**Raw data**:
▽

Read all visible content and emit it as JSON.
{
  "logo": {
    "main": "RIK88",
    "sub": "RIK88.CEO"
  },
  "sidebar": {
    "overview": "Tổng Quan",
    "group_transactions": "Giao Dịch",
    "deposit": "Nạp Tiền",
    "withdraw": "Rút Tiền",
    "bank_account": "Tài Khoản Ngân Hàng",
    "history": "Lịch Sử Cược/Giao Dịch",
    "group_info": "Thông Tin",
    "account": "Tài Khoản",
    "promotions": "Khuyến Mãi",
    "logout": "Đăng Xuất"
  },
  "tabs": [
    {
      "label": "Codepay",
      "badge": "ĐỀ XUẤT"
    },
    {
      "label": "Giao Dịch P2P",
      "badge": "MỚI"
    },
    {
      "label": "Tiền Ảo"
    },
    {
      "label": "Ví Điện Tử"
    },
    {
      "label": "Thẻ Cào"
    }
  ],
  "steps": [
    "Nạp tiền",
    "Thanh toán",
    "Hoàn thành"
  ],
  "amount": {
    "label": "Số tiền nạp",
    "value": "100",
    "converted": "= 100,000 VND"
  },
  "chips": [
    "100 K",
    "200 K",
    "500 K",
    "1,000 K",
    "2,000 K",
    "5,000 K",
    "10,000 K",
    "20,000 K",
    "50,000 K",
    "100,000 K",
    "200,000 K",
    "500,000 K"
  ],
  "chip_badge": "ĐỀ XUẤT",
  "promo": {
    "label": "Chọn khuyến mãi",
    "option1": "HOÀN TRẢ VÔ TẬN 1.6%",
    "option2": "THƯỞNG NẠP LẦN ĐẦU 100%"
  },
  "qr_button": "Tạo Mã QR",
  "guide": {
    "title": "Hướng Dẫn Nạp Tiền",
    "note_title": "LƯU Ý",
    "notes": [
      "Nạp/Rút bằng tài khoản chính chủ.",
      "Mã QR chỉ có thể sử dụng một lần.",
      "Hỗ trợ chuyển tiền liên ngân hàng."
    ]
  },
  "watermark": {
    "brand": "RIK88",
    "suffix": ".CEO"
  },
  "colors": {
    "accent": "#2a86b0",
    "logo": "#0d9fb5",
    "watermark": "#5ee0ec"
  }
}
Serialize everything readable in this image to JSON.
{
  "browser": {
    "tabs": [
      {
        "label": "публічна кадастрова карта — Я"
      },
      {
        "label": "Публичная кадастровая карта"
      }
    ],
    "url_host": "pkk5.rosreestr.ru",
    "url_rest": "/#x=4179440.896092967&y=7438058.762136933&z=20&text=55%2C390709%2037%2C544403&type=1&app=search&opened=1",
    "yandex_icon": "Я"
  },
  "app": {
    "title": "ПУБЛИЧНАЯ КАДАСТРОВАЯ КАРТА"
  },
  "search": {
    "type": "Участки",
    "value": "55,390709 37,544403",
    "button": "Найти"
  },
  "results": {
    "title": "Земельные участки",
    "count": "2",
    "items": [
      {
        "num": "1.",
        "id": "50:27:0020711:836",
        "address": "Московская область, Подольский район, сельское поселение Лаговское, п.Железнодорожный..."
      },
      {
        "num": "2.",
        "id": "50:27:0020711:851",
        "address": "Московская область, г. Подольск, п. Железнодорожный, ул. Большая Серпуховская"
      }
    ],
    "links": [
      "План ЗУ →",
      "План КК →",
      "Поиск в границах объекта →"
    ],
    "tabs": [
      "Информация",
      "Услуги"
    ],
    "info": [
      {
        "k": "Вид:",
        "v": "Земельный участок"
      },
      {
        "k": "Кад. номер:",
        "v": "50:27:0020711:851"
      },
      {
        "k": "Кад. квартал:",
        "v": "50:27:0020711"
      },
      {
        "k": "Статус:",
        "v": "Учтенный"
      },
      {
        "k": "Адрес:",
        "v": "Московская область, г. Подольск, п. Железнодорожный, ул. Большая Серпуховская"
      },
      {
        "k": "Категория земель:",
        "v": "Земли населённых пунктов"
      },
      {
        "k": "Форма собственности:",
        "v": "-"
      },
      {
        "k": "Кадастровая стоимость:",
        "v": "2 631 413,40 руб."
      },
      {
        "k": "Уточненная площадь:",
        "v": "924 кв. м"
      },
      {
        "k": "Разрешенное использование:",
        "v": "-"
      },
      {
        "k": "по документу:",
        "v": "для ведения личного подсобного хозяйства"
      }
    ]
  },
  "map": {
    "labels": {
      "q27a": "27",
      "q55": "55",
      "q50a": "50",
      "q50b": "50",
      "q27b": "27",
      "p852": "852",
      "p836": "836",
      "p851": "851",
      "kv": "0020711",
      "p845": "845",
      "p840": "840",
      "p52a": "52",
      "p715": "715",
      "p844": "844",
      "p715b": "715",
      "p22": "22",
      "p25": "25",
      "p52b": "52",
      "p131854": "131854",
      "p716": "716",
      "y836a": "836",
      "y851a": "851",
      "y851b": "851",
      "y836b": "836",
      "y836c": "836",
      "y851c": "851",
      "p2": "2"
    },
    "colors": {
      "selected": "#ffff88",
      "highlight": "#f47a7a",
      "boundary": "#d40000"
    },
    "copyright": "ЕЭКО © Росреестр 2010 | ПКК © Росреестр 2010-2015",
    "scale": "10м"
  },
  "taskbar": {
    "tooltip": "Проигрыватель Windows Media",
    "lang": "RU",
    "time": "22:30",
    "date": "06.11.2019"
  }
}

△

**Problem to solve**:
Please reproduce each record precisely as written.

**Exercise response**:
Read all visible content and emit it as JSON.
{
  "logo": {
    "main": "RIK88",
    "sub": "RIK88.CEO"
  },
  "sidebar": {
    "overview": "Tổng Quan",
    "group_transactions": "Giao Dịch",
    "deposit": "Nạp Tiền",
    "withdraw": "Rút Tiền",
    "bank_account": "Tài Khoản Ngân Hàng",
    "history": "Lịch Sử Cược/Giao Dịch",
    "group_info": "Thông Tin",
    "account": "Tài Khoản",
    "promotions": "Khuyến Mãi",
    "logout": "Đăng Xuất"
  },
  "tabs": [
    {
      "label": "Codepay",
      "badge": "ĐỀ XUẤT"
    },
    {
      "label": "Giao Dịch P2P",
      "badge": "MỚI"
    },
    {
      "label": "Tiền Ảo"
    },
    {
      "label": "Ví Điện Tử"
    },
    {
      "label": "Thẻ Cào"
    }
  ],
  "steps": [
    "Nạp tiền",
    "Thanh toán",
    "Hoàn thành"
  ],
  "amount": {
    "label": "Số tiền nạp",
    "value": "100",
    "converted": "= 100,000 VND"
  },
  "chips": [
    "100 K",
    "200 K",
    "500 K",
    "1,000 K",
    "2,000 K",
    "5,000 K",
    "10,000 K",
    "20,000 K",
    "50,000 K",
    "100,000 K",
    "200,000 K",
    "500,000 K"
  ],
  "chip_badge": "ĐỀ XUẤT",
  "promo": {
    "label": "Chọn khuyến mãi",
    "option1": "HOÀN TRẢ VÔ TẬN 1.6%",
    "option2": "THƯỞNG NẠP LẦN ĐẦU 100%"
  },
  "qr_button": "Tạo Mã QR",
  "guide": {
    "title": "Hướng Dẫn Nạp Tiền",
    "note_title": "LƯU Ý",
    "notes": [
      "Nạp/Rút bằng tài khoản chính chủ.",
      "Mã QR chỉ có thể sử dụng một lần.",
      "Hỗ trợ chuyển tiền liên ngân hàng."
    ]
  },
  "watermark": {
    "brand": "RIK88",
    "suffix": ".CEO"
  },
  "colors": {
    "accent": "#2a86b0",
    "logo": "#0d9fb5",
    "watermark": "#5ee0ec"
  }
}
Serialize everything readable in this image to JSON.
{
  "browser": {
    "tabs": [
      {
        "label": "публічна кадастрова карта — Я"
      },
      {
        "label": "Публичная кадастровая карта"
      }
    ],
    "url_host": "pkk5.rosreestr.ru",
    "url_rest": "/#x=4179440.896092967&y=7438058.762136933&z=20&text=55%2C390709%2037%2C544403&type=1&app=search&opened=1",
    "yandex_icon": "Я"
  },
  "app": {
    "title": "ПУБЛИЧНАЯ КАДАСТРОВАЯ КАРТА"
  },
  "search": {
    "type": "Участки",
    "value": "55,390709 37,544403",
    "button": "Найти"
  },
  "results": {
    "title": "Земельные участки",
    "count": "2",
    "items": [
      {
        "num": "1.",
        "id": "50:27:0020711:836",
        "address": "Московская область, Подольский район, сельское поселение Лаговское, п.Железнодорожный..."
      },
      {
        "num": "2.",
        "id": "50:27:0020711:851",
        "address": "Московская область, г. Подольск, п. Железнодорожный, ул. Большая Серпуховская"
      }
    ],
    "links": [
      "План ЗУ →",
      "План КК →",
      "Поиск в границах объекта →"
    ],
    "tabs": [
      "Информация",
      "Услуги"
    ],
    "info": [
      {
        "k": "Вид:",
        "v": "Земельный участок"
      },
      {
        "k": "Кад. номер:",
        "v": "50:27:0020711:851"
      },
      {
        "k": "Кад. квартал:",
        "v": "50:27:0020711"
      },
      {
        "k": "Статус:",
        "v": "Учтенный"
      },
      {
        "k": "Адрес:",
        "v": "Московская область, г. Подольск, п. Железнодорожный, ул. Большая Серпуховская"
      },
      {
        "k": "Категория земель:",
        "v": "Земли населённых пунктов"
      },
      {
        "k": "Форма собственности:",
        "v": "-"
      },
      {
        "k": "Кадастровая стоимость:",
        "v": "2 631 413,40 руб."
      },
      {
        "k": "Уточненная площадь:",
        "v": "924 кв. м"
      },
      {
        "k": "Разрешенное использование:",
        "v": "-"
      },
      {
        "k": "по документу:",
        "v": "для ведения личного подсобного хозяйства"
      }
    ]
  },
  "map": {
    "labels": {
      "q27a": "27",
      "q55": "55",
      "q50a": "50",
      "q50b": "50",
      "q27b": "27",
      "p852": "852",
      "p836": "836",
      "p851": "851",
      "kv": "0020711",
      "p845": "845",
      "p840": "840",
      "p52a": "52",
      "p715": "715",
      "p844": "844",
      "p715b": "715",
      "p22": "22",
      "p25": "25",
      "p52b": "52",
      "p131854": "131854",
      "p716": "716",
      "y836a": "836",
      "y851a": "851",
      "y851b": "851",
      "y836b": "836",
      "y836c": "836",
      "y851c": "851",
      "p2": "2"
    },
    "colors": {
      "selected": "#ffff88",
      "highlight": "#f47a7a",
      "boundary": "#d40000"
    },
    "copyright": "ЕЭКО © Росреестр 2010 | ПКК © Росреестр 2010-2015",
    "scale": "10м"
  },
  "taskbar": {
    "tooltip": "Проигрыватель Windows Media",
    "lang": "RU",
    "time": "22:30",
    "date": "06.11.2019"
  }
}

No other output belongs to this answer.